The line that contains "Parse this screenshot: output" and every line after it, down to the last one, must be restated word for word, with no pictures.

■ ■ ■ ■ ■ ■ ■

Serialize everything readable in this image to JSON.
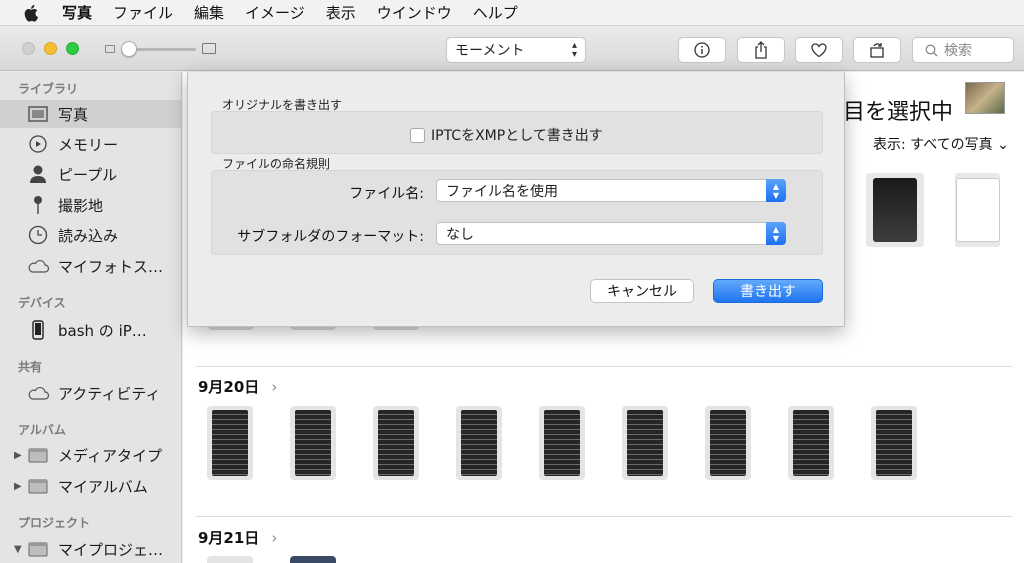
{
  "menubar": {
    "items": [
      "写真",
      "ファイル",
      "編集",
      "イメージ",
      "表示",
      "ウインドウ",
      "ヘルプ"
    ]
  },
  "toolbar": {
    "moment_select": "モーメント",
    "search_placeholder": "検索"
  },
  "sidebar": {
    "sections": [
      {
        "header": "ライブラリ",
        "items": [
          "写真",
          "メモリー",
          "ピープル",
          "撮影地",
          "読み込み",
          "マイフォトス…"
        ]
      },
      {
        "header": "デバイス",
        "items": [
          "bash の iP…"
        ]
      },
      {
        "header": "共有",
        "items": [
          "アクティビティ"
        ]
      },
      {
        "header": "アルバム",
        "items": [
          "メディアタイプ",
          "マイアルバム"
        ]
      },
      {
        "header": "プロジェクト",
        "items": [
          "マイプロジェ…"
        ]
      }
    ]
  },
  "main": {
    "headline": "目を選択中",
    "view_label": "表示:",
    "view_value": "すべての写真",
    "dates": [
      "9月20日",
      "9月21日"
    ]
  },
  "dialog": {
    "section1": "オリジナルを書き出す",
    "checkbox_label": "IPTCをXMPとして書き出す",
    "section2": "ファイルの命名規則",
    "filename_label": "ファイル名:",
    "filename_value": "ファイル名を使用",
    "subfolder_label": "サブフォルダのフォーマット:",
    "subfolder_value": "なし",
    "cancel": "キャンセル",
    "export": "書き出す"
  }
}
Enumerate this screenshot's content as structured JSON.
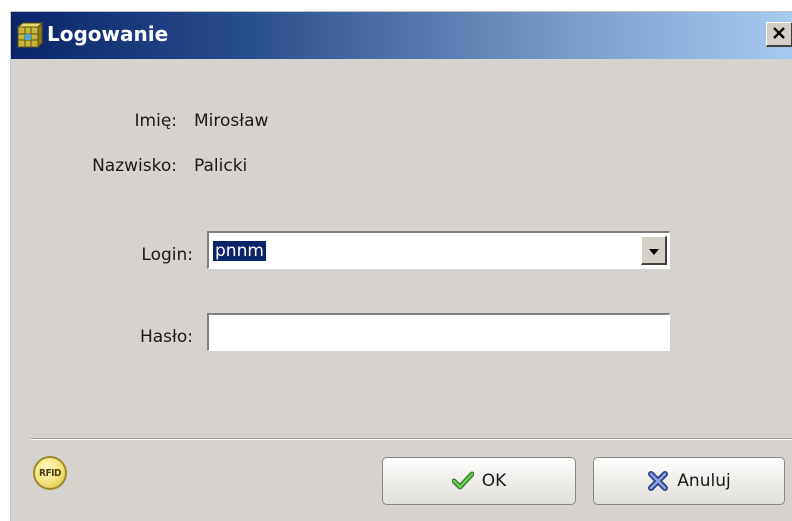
{
  "window": {
    "title": "Logowanie",
    "app_icon": "grid-app-icon",
    "close_label": "✕"
  },
  "info": {
    "first_name_label": "Imię:",
    "first_name_value": "Mirosław",
    "last_name_label": "Nazwisko:",
    "last_name_value": "Palicki"
  },
  "form": {
    "login_label": "Login:",
    "login_value": "pnnm",
    "password_label": "Hasło:",
    "password_value": ""
  },
  "footer": {
    "rfid_label": "RFID",
    "ok_label": "OK",
    "cancel_label": "Anuluj"
  },
  "colors": {
    "title_gradient_start": "#0a246a",
    "title_gradient_end": "#a6caf0",
    "dialog_bg": "#d6d3ce",
    "selection": "#0a246a",
    "ok_icon": "#3a9a2a",
    "cancel_icon": "#4a5fb0"
  }
}
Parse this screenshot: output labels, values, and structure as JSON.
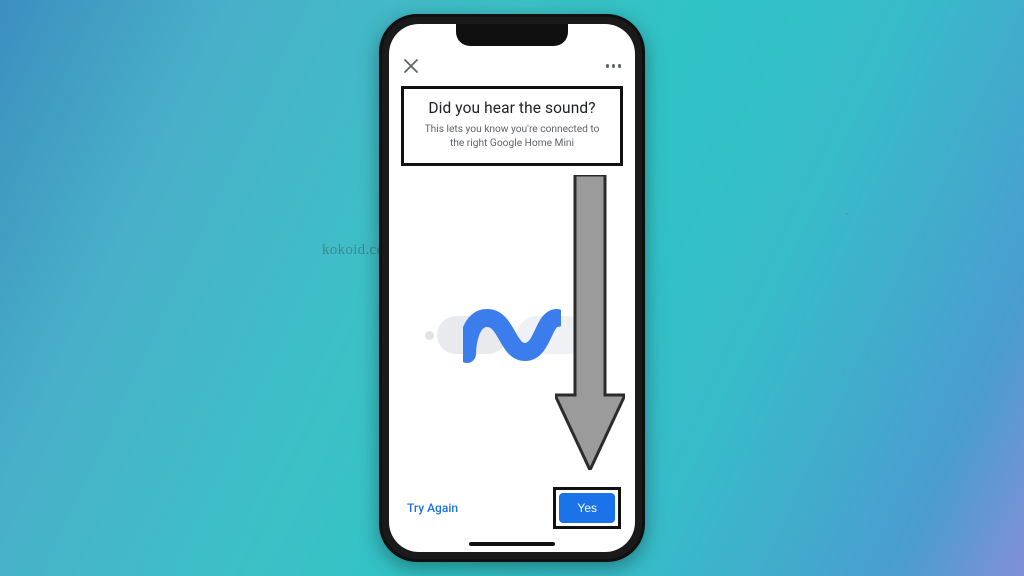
{
  "topbar": {
    "close_label": "Close",
    "more_label": "More options"
  },
  "header": {
    "title": "Did you hear the sound?",
    "subtitle": "This lets you know you're connected to the right Google Home Mini"
  },
  "illustration": {
    "name": "sound-wave-graphic",
    "accent_color": "#3b7ded"
  },
  "buttons": {
    "try_again": "Try Again",
    "yes": "Yes"
  },
  "annotations": {
    "arrow_target": "yes-button",
    "highlight_1": "title-block",
    "highlight_2": "yes-button"
  },
  "watermark": "kokoid.com"
}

■ ■ ■ ■ ■ ■ ■

**RESPONSE TO THE EXERCISE**.
Parse this screenshot: output labels, values, and structure as JSON.
{
  "topbar": {
    "close_label": "Close",
    "more_label": "More options"
  },
  "header": {
    "title": "Did you hear the sound?",
    "subtitle": "This lets you know you're connected to the right Google Home Mini"
  },
  "illustration": {
    "name": "sound-wave-graphic",
    "accent_color": "#3b7ded"
  },
  "buttons": {
    "try_again": "Try Again",
    "yes": "Yes"
  },
  "annotations": {
    "arrow_target": "yes-button",
    "highlight_1": "title-block",
    "highlight_2": "yes-button"
  },
  "watermark": "kokoid.com"
}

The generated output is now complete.